Short problem: Copy the records below exactly, leaving out any pictures.

************

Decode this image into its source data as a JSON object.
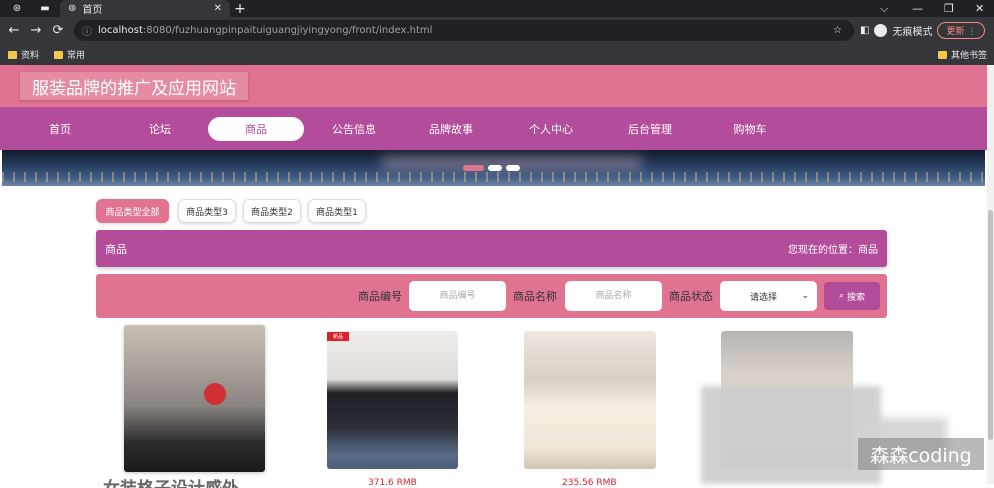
{
  "browser": {
    "tab_title": "首页",
    "url_host": "localhost",
    "url_path": ":8080/fuzhuangpinpaituiguangjiyingyong/front/index.html",
    "incognito_label": "无痕模式",
    "update_label": "更新",
    "bookmarks": [
      "资料",
      "常用"
    ],
    "other_bookmarks": "其他书签"
  },
  "site": {
    "title": "服装品牌的推广及应用网站",
    "nav": [
      "首页",
      "论坛",
      "商品",
      "公告信息",
      "品牌故事",
      "个人中心",
      "后台管理",
      "购物车"
    ],
    "active_nav": "商品"
  },
  "categories": [
    "商品类型全部",
    "商品类型3",
    "商品类型2",
    "商品类型1"
  ],
  "section": {
    "title": "商品",
    "location": "您现在的位置：商品"
  },
  "search": {
    "code_label": "商品编号",
    "code_placeholder": "商品编号",
    "name_label": "商品名称",
    "name_placeholder": "商品名称",
    "status_label": "商品状态",
    "status_value": "请选择",
    "button_label": "搜索"
  },
  "products": {
    "badge": "新品",
    "title_partial": "女装格子设计感外",
    "price1": "371.6 RMB",
    "price2": "235.56 RMB"
  },
  "watermark": "森森coding",
  "colors": {
    "header_pink": "#e0738f",
    "nav_purple": "#b34c9a",
    "price_red": "#e02030"
  }
}
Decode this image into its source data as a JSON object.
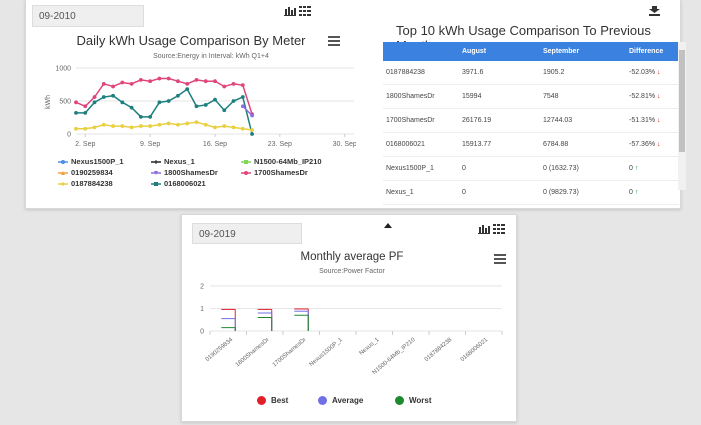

************

The result:
Decode this image into its source data as a JSON object.
{
  "browser": {
    "tab_title": "首页",
    "url_host": "localhost",
    "url_path": ":8080/fuzhuangpinpaituiguangjiyingyong/front/index.html",
    "incognito_label": "无痕模式",
    "update_label": "更新",
    "bookmarks": [
      "资料",
      "常用"
    ],
    "other_bookmarks": "其他书签"
  },
  "site": {
    "title": "服装品牌的推广及应用网站",
    "nav": [
      "首页",
      "论坛",
      "商品",
      "公告信息",
      "品牌故事",
      "个人中心",
      "后台管理",
      "购物车"
    ],
    "active_nav": "商品"
  },
  "categories": [
    "商品类型全部",
    "商品类型3",
    "商品类型2",
    "商品类型1"
  ],
  "section": {
    "title": "商品",
    "location": "您现在的位置：商品"
  },
  "search": {
    "code_label": "商品编号",
    "code_placeholder": "商品编号",
    "name_label": "商品名称",
    "name_placeholder": "商品名称",
    "status_label": "商品状态",
    "status_value": "请选择",
    "button_label": "搜索"
  },
  "products": {
    "badge": "新品",
    "title_partial": "女装格子设计感外",
    "price1": "371.6 RMB",
    "price2": "235.56 RMB"
  },
  "watermark": "森森coding",
  "colors": {
    "header_pink": "#e0738f",
    "nav_purple": "#b34c9a",
    "price_red": "#e02030"
  }
}
Decode this image into its source data as a JSON object.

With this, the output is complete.